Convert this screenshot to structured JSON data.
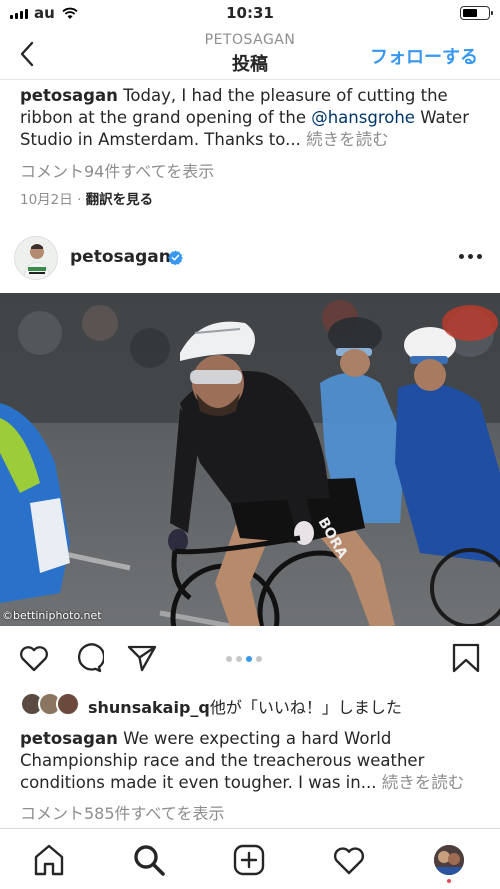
{
  "status_bar": {
    "carrier": "au",
    "time": "10:31",
    "battery_level": 0.6
  },
  "nav": {
    "subtitle": "PETOSAGAN",
    "title": "投稿",
    "follow_label": "フォローする"
  },
  "prev_post": {
    "username": "petosagan",
    "caption_part1": " Today, I had the pleasure of cutting the ribbon at the grand opening of the ",
    "mention": "@hansgrohe",
    "caption_part2": " Water Studio in Amsterdam. Thanks to...",
    "more_label": " 続きを読む",
    "comments_label": "コメント94件すべてを表示",
    "date": "10月2日",
    "separator": " · ",
    "translate_label": "翻訳を見る"
  },
  "post": {
    "username": "petosagan",
    "photo_credit": "©bettiniphoto.net",
    "carousel_dots": 4,
    "carousel_active_index": 2,
    "likes_user": "shunsakaip_q",
    "likes_suffix": "他が「いいね！」しました",
    "caption_user": "petosagan",
    "caption_text": " We were expecting a hard World Championship race and the treacherous weather conditions made it even tougher. I was in...",
    "more_label": " 続きを読む",
    "comments_label": "コメント585件すべてを表示"
  },
  "colors": {
    "accent": "#3897f0",
    "mention": "#003569",
    "muted": "#8e8e8e",
    "notification_dot": "#ed4956"
  },
  "icons": {
    "back": "chevron-left-icon",
    "verified": "verified-badge-icon",
    "more": "more-options-icon",
    "like": "heart-icon",
    "comment": "comment-icon",
    "share": "paper-plane-icon",
    "save": "bookmark-icon",
    "tabs": [
      "home-icon",
      "search-icon",
      "add-icon",
      "heart-icon",
      "profile-icon"
    ]
  }
}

|---|

▸ **Exercise directions**: Can you retype every record above exactly, leaving out the pictures?

▸ **Task solution**:
Convert this screenshot to structured JSON data.
{
  "status_bar": {
    "carrier": "au",
    "time": "10:31",
    "battery_level": 0.6
  },
  "nav": {
    "subtitle": "PETOSAGAN",
    "title": "投稿",
    "follow_label": "フォローする"
  },
  "prev_post": {
    "username": "petosagan",
    "caption_part1": " Today, I had the pleasure of cutting the ribbon at the grand opening of the ",
    "mention": "@hansgrohe",
    "caption_part2": " Water Studio in Amsterdam. Thanks to...",
    "more_label": " 続きを読む",
    "comments_label": "コメント94件すべてを表示",
    "date": "10月2日",
    "separator": " · ",
    "translate_label": "翻訳を見る"
  },
  "post": {
    "username": "petosagan",
    "photo_credit": "©bettiniphoto.net",
    "carousel_dots": 4,
    "carousel_active_index": 2,
    "likes_user": "shunsakaip_q",
    "likes_suffix": "他が「いいね！」しました",
    "caption_user": "petosagan",
    "caption_text": " We were expecting a hard World Championship race and the treacherous weather conditions made it even tougher. I was in...",
    "more_label": " 続きを読む",
    "comments_label": "コメント585件すべてを表示"
  },
  "colors": {
    "accent": "#3897f0",
    "mention": "#003569",
    "muted": "#8e8e8e",
    "notification_dot": "#ed4956"
  },
  "icons": {
    "back": "chevron-left-icon",
    "verified": "verified-badge-icon",
    "more": "more-options-icon",
    "like": "heart-icon",
    "comment": "comment-icon",
    "share": "paper-plane-icon",
    "save": "bookmark-icon",
    "tabs": [
      "home-icon",
      "search-icon",
      "add-icon",
      "heart-icon",
      "profile-icon"
    ]
  }
}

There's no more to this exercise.